Task statement |
State how many lines in the entries below contain "Positive". Write nothing but the number.

Entries provided |
▬▬▬

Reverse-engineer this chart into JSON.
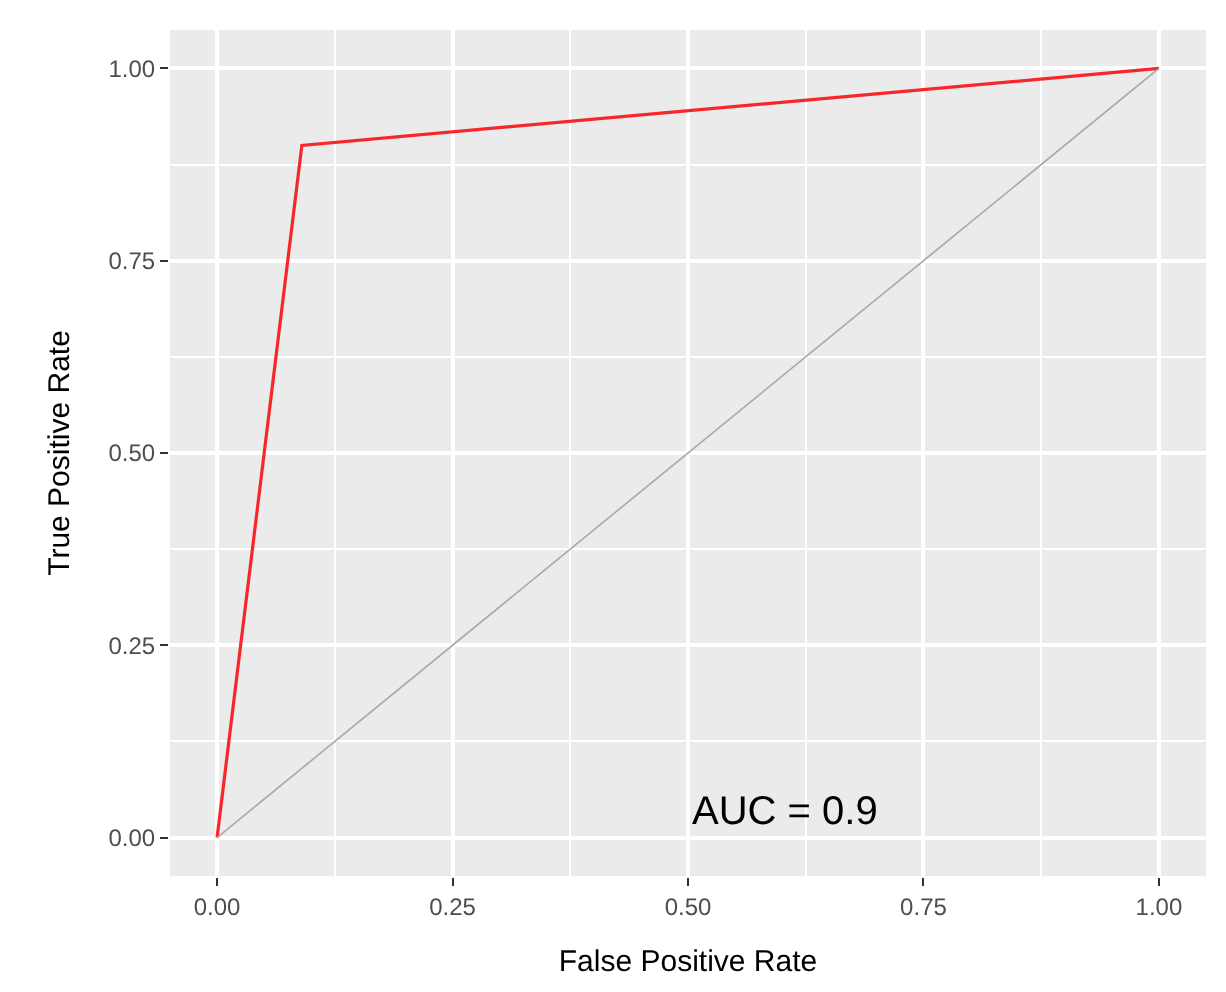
{
  "chart_data": {
    "type": "line",
    "xlabel": "False Positive Rate",
    "ylabel": "True Positive Rate",
    "x": [
      0,
      0.09,
      1
    ],
    "series": [
      {
        "color": "#f8262a",
        "values": [
          0,
          0.9,
          1
        ]
      },
      {
        "type": "line",
        "color": "#a8a8a8",
        "x": [
          0,
          1
        ],
        "values": [
          0,
          1
        ]
      }
    ],
    "xlim": [
      -0.05,
      1.05
    ],
    "ylim": [
      -0.05,
      1.05
    ],
    "xticks": [
      {
        "value": 0,
        "label": "0.00"
      },
      {
        "value": 0.25,
        "label": "0.25"
      },
      {
        "value": 0.5,
        "label": "0.50"
      },
      {
        "value": 0.75,
        "label": "0.75"
      },
      {
        "value": 1,
        "label": "1.00"
      }
    ],
    "yticks": [
      {
        "value": 0,
        "label": "0.00"
      },
      {
        "value": 0.25,
        "label": "0.25"
      },
      {
        "value": 0.5,
        "label": "0.50"
      },
      {
        "value": 0.75,
        "label": "0.75"
      },
      {
        "value": 1,
        "label": "1.00"
      }
    ],
    "grid": true,
    "annotations": [
      "AUC = 0.9"
    ]
  }
}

▬▬▬

Answer to this task |
2